▶ [Directions] Reproduce each of the lines word for word.

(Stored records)
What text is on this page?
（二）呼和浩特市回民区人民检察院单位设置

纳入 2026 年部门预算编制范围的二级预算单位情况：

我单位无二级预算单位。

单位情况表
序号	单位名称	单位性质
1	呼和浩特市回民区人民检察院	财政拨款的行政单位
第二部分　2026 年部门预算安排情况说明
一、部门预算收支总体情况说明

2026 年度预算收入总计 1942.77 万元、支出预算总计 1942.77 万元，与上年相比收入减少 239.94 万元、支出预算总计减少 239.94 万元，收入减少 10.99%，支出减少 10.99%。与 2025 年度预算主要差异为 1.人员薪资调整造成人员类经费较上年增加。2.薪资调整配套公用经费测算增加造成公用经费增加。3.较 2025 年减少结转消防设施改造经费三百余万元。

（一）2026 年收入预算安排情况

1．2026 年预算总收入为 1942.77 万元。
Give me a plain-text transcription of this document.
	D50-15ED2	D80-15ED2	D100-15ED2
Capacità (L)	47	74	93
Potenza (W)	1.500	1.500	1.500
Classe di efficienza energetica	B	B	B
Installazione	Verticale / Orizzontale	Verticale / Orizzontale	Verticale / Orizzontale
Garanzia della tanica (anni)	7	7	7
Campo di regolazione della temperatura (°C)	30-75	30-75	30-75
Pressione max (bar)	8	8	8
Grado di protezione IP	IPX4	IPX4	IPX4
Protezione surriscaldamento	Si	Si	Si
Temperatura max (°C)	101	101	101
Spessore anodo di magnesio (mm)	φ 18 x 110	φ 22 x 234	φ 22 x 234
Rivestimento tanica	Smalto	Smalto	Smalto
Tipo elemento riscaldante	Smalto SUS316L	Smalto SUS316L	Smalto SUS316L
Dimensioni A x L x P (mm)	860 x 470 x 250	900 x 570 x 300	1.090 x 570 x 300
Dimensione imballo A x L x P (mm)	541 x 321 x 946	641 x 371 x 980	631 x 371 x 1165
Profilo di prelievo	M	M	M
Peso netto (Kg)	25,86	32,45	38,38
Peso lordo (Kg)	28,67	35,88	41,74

▶ [Answer to this task]
What text is on this page?
（二）呼和浩特市回民区人民检察院单位设置

纳入 2026 年部门预算编制范围的二级预算单位情况：

我单位无二级预算单位。

单位情况表
序号	单位名称	单位性质
1	呼和浩特市回民区人民检察院	财政拨款的行政单位
第二部分　2026 年部门预算安排情况说明
一、部门预算收支总体情况说明

2026 年度预算收入总计 1942.77 万元、支出预算总计 1942.77 万元，与上年相比收入减少 239.94 万元、支出预算总计减少 239.94 万元，收入减少 10.99%，支出减少 10.99%。与 2025 年度预算主要差异为 1.人员薪资调整造成人员类经费较上年增加。2.薪资调整配套公用经费测算增加造成公用经费增加。3.较 2025 年减少结转消防设施改造经费三百余万元。

（一）2026 年收入预算安排情况

1．2026 年预算总收入为 1942.77 万元。
Give me a plain-text transcription of this document.
	D50-15ED2	D80-15ED2	D100-15ED2
Capacità (L)	47	74	93
Potenza (W)	1.500	1.500	1.500
Classe di efficienza energetica	B	B	B
Installazione	Verticale / Orizzontale	Verticale / Orizzontale	Verticale / Orizzontale
Garanzia della tanica (anni)	7	7	7
Campo di regolazione della temperatura (°C)	30-75	30-75	30-75
Pressione max (bar)	8	8	8
Grado di protezione IP	IPX4	IPX4	IPX4
Protezione surriscaldamento	Si	Si	Si
Temperatura max (°C)	101	101	101
Spessore anodo di magnesio (mm)	φ 18 x 110	φ 22 x 234	φ 22 x 234
Rivestimento tanica	Smalto	Smalto	Smalto
Tipo elemento riscaldante	Smalto SUS316L	Smalto SUS316L	Smalto SUS316L
Dimensioni A x L x P (mm)	860 x 470 x 250	900 x 570 x 300	1.090 x 570 x 300
Dimensione imballo A x L x P (mm)	541 x 321 x 946	641 x 371 x 980	631 x 371 x 1165
Profilo di prelievo	M	M	M
Peso netto (Kg)	25,86	32,45	38,38
Peso lordo (Kg)	28,67	35,88	41,74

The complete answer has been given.